▸ SET EXERCISE:
List every line below containing "Hochzeitsfotografen".

Stored data entries
>> start
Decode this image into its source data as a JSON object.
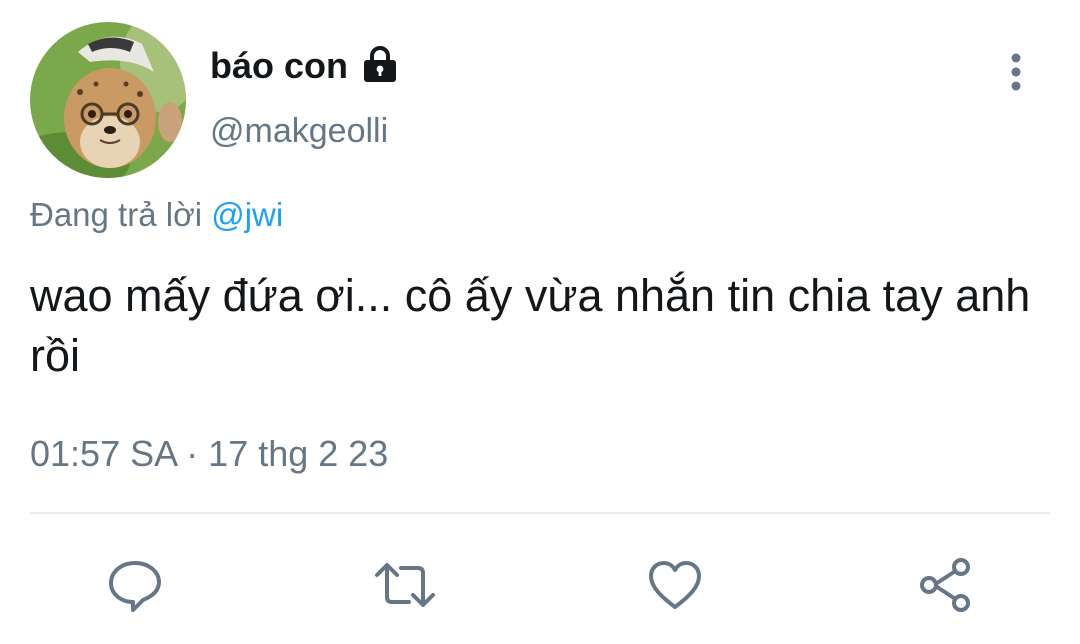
{
  "tweet": {
    "display_name": "báo con",
    "handle": "@makgeolli",
    "protected_icon": "lock-icon",
    "reply_prefix": "Đang trả lời",
    "reply_mention": "@jwi",
    "text": "wao mấy đứa ơi... cô ấy vừa nhắn tin chia tay anh rồi",
    "time": "01:57 SA",
    "separator": "·",
    "date": "17 thg 2 23"
  },
  "actions": [
    {
      "name": "reply",
      "icon": "comment-icon"
    },
    {
      "name": "retweet",
      "icon": "retweet-icon"
    },
    {
      "name": "like",
      "icon": "heart-icon"
    },
    {
      "name": "share",
      "icon": "share-icon"
    }
  ],
  "colors": {
    "text_primary": "#14171a",
    "text_secondary": "#657786",
    "accent": "#1da1f2",
    "divider": "#e6ecf0"
  }
}
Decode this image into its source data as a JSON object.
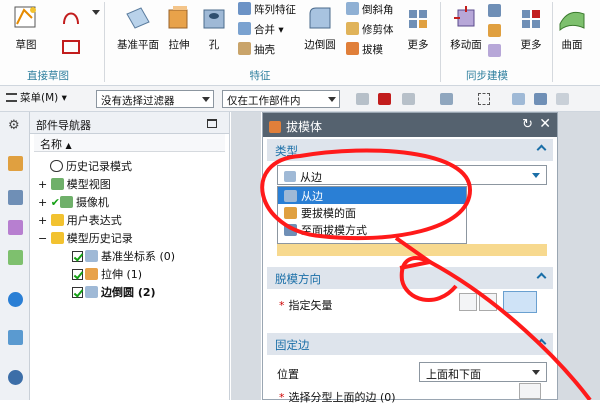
{
  "ribbon": {
    "sketch_label": "草图",
    "datum_plane_label": "基准平面",
    "extrude_label": "拉伸",
    "hole_label": "孔",
    "pattern_feature_label": "阵列特征",
    "unite_label": "合并",
    "shell_label": "抽壳",
    "edge_blend_label": "边倒圆",
    "chamfer_label": "倒斜角",
    "trim_body_label": "修剪体",
    "draft_label": "拔模",
    "more_label_1": "更多",
    "move_face_label": "移动面",
    "more_label_2": "更多",
    "surface_label": "曲面",
    "group_direct_sketch": "直接草图",
    "group_feature": "特征",
    "group_sync_modeling": "同步建模"
  },
  "toolbar": {
    "menu_label": "菜单(M)",
    "filter_value": "没有选择过滤器",
    "scope_value": "仅在工作部件内"
  },
  "navigator": {
    "title": "部件导航器",
    "column_name": "名称",
    "tree": [
      {
        "label": "历史记录模式"
      },
      {
        "label": "模型视图"
      },
      {
        "label": "摄像机"
      },
      {
        "label": "用户表达式"
      },
      {
        "label": "模型历史记录"
      },
      {
        "label": "基准坐标系 (0)"
      },
      {
        "label": "拉伸 (1)"
      },
      {
        "label": "边倒圆 (2)"
      }
    ]
  },
  "dialog": {
    "title": "拔模体",
    "section_type": "类型",
    "type_value": "从边",
    "type_options": [
      "从边",
      "要拔模的面",
      "至面拔模方式"
    ],
    "section_draft_direction": "脱模方向",
    "specify_vector_label": "指定矢量",
    "section_fixed_edge": "固定边",
    "position_label": "位置",
    "position_value": "上面和下面",
    "select_edge_label": "选择分型上面的边 (0)"
  },
  "annotation": {
    "color": "#ff1a1a"
  }
}
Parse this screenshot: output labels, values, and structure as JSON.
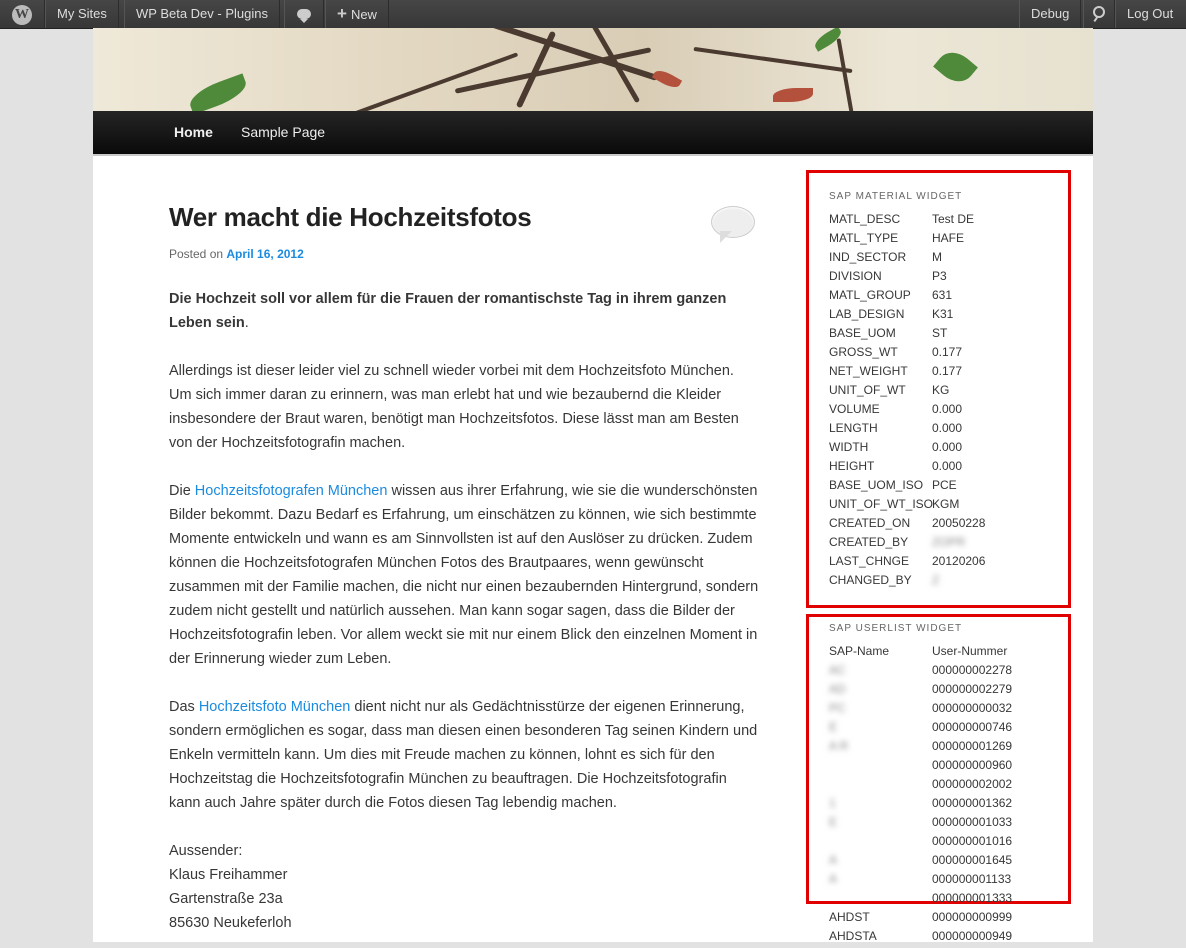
{
  "adminbar": {
    "my_sites": "My Sites",
    "site_name": "WP Beta Dev - Plugins",
    "new_label": "New",
    "debug": "Debug",
    "logout": "Log Out"
  },
  "nav": {
    "home": "Home",
    "sample": "Sample Page"
  },
  "post": {
    "title": "Wer macht die Hochzeitsfotos",
    "posted_on": "Posted on",
    "date": "April 16, 2012",
    "lead": "Die Hochzeit soll vor allem für die Frauen der romantischste Tag in ihrem ganzen Leben sein",
    "p1": "Allerdings ist dieser leider viel zu schnell wieder vorbei mit dem Hochzeitsfoto München. Um sich immer daran zu erinnern, was man erlebt hat und wie bezaubernd die Kleider insbesondere der Braut waren, benötigt man Hochzeitsfotos. Diese lässt man am Besten von der Hochzeitsfotografin machen.",
    "p2_pre": "Die",
    "p2_link": "Hochzeitsfotografen München",
    "p2_post": "wissen aus ihrer Erfahrung, wie sie die wunderschönsten Bilder bekommt. Dazu Bedarf es Erfahrung, um einschätzen zu können, wie sich bestimmte Momente entwickeln und wann es am Sinnvollsten ist auf den Auslöser zu drücken. Zudem können die Hochzeitsfotografen München Fotos des Brautpaares, wenn gewünscht zusammen mit der Familie machen, die nicht nur einen bezaubernden Hintergrund, sondern zudem nicht gestellt und natürlich aussehen. Man kann sogar sagen, dass die Bilder der Hochzeitsfotografin leben. Vor allem weckt sie mit nur einem Blick den einzelnen Moment in der Erinnerung wieder zum Leben.",
    "p3_pre": "Das",
    "p3_link": "Hochzeitsfoto München",
    "p3_post": "dient nicht nur als Gedächtnisstürze der eigenen Erinnerung, sondern ermöglichen es sogar, dass man diesen einen besonderen Tag seinen Kindern und Enkeln vermitteln kann. Um dies mit Freude machen zu können, lohnt es sich für den Hochzeitstag die Hochzeitsfotografin München zu beauftragen. Die Hochzeitsfotografin kann auch Jahre später durch die Fotos diesen Tag lebendig machen.",
    "addr1": "Aussender:",
    "addr2": "Klaus Freihammer",
    "addr3": "Gartenstraße 23a",
    "addr4": "85630 Neukeferloh"
  },
  "material_widget": {
    "title": "SAP MATERIAL WIDGET",
    "rows": [
      [
        "MATL_DESC",
        "Test DE"
      ],
      [
        "MATL_TYPE",
        "HAFE"
      ],
      [
        "IND_SECTOR",
        "M"
      ],
      [
        "DIVISION",
        "P3"
      ],
      [
        "MATL_GROUP",
        "631"
      ],
      [
        "LAB_DESIGN",
        "K31"
      ],
      [
        "BASE_UOM",
        "ST"
      ],
      [
        "GROSS_WT",
        "0.177"
      ],
      [
        "NET_WEIGHT",
        "0.177"
      ],
      [
        "UNIT_OF_WT",
        "KG"
      ],
      [
        "VOLUME",
        "0.000"
      ],
      [
        "LENGTH",
        "0.000"
      ],
      [
        "WIDTH",
        "0.000"
      ],
      [
        "HEIGHT",
        "0.000"
      ],
      [
        "BASE_UOM_ISO",
        "PCE"
      ],
      [
        "UNIT_OF_WT_ISO",
        "KGM"
      ],
      [
        "CREATED_ON",
        "20050228"
      ],
      [
        "CREATED_BY",
        "ZOPR"
      ],
      [
        "LAST_CHNGE",
        "20120206"
      ],
      [
        "CHANGED_BY",
        "Z"
      ]
    ]
  },
  "userlist_widget": {
    "title": "SAP USERLIST WIDGET",
    "col_name": "SAP-Name",
    "col_number": "User-Nummer",
    "rows": [
      [
        "AC",
        "000000002278"
      ],
      [
        "AD",
        "000000002279"
      ],
      [
        "PC",
        "000000000032"
      ],
      [
        "E",
        "000000000746"
      ],
      [
        "A R",
        "000000001269"
      ],
      [
        "",
        "000000000960"
      ],
      [
        "",
        "000000002002"
      ],
      [
        "1",
        "000000001362"
      ],
      [
        "E",
        "000000001033"
      ],
      [
        "",
        "000000001016"
      ],
      [
        "A",
        "000000001645"
      ],
      [
        "A",
        "000000001133"
      ],
      [
        "",
        "000000001333"
      ],
      [
        "AHDST",
        "000000000999"
      ],
      [
        "AHDSTA",
        "000000000949"
      ]
    ]
  }
}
>> end
▸ FULL OUTPUT:
    "p2_link": "Hochzeitsfotografen München",
    "p2_post": "wissen aus ihrer Erfahrung, wie sie die wunderschönsten Bilder bekommt. Dazu Bedarf es Erfahrung, um einschätzen zu können, wie sich bestimmte Momente entwickeln und wann es am Sinnvollsten ist auf den Auslöser zu drücken. Zudem können die Hochzeitsfotografen München Fotos des Brautpaares, wenn gewünscht zusammen mit der Familie machen, die nicht nur einen bezaubernden Hintergrund, sondern zudem nicht gestellt und natürlich aussehen. Man kann sogar sagen, dass die Bilder der Hochzeitsfotografin leben. Vor allem weckt sie mit nur einem Blick den einzelnen Moment in der Erinnerung wieder zum Leben.",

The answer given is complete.